#### [Exercise]
Say how many lines include "Continuation", with no words around the number.

(Dataset items)
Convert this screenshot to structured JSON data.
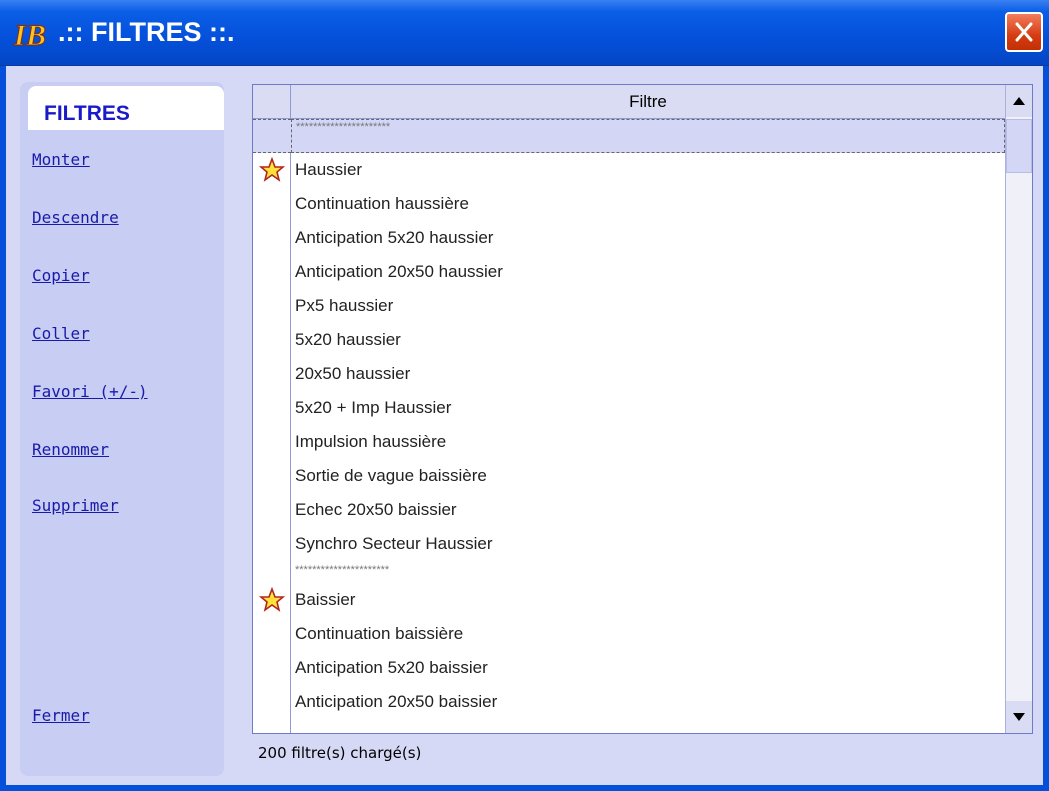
{
  "window": {
    "logo_text": "IB",
    "title": ".:: FILTRES ::.",
    "close_icon": "close-x-icon",
    "colors": {
      "titlebar": "#0550da",
      "close": "#d63c12",
      "panel": "#c8cdf3",
      "link": "#1a1aa8"
    }
  },
  "nav": {
    "title": "FILTRES",
    "links": {
      "monter": "Monter",
      "descendre": "Descendre",
      "copier": "Copier",
      "coller": "Coller",
      "favori": "Favori (+/-)",
      "renommer": "Renommer",
      "supprimer": "Supprimer",
      "fermer": "Fermer"
    }
  },
  "grid": {
    "column_header": "Filtre",
    "rows": [
      {
        "label": "**********************",
        "separator": true,
        "selected": true,
        "favorite": false
      },
      {
        "label": "Haussier",
        "favorite": true
      },
      {
        "label": "Continuation haussière"
      },
      {
        "label": "Anticipation 5x20 haussier"
      },
      {
        "label": "Anticipation 20x50 haussier"
      },
      {
        "label": "Px5 haussier"
      },
      {
        "label": "5x20 haussier"
      },
      {
        "label": "20x50 haussier"
      },
      {
        "label": "5x20 + Imp Haussier"
      },
      {
        "label": "Impulsion haussière"
      },
      {
        "label": "Sortie de vague baissière"
      },
      {
        "label": "Echec 20x50 baissier"
      },
      {
        "label": "Synchro Secteur Haussier"
      },
      {
        "label": "**********************",
        "separator": true
      },
      {
        "label": "Baissier",
        "favorite": true
      },
      {
        "label": "Continuation baissière"
      },
      {
        "label": "Anticipation 5x20 baissier"
      },
      {
        "label": "Anticipation 20x50 baissier"
      }
    ]
  },
  "status": {
    "text": "200 filtre(s) chargé(s)"
  }
}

#### [Written solution]
2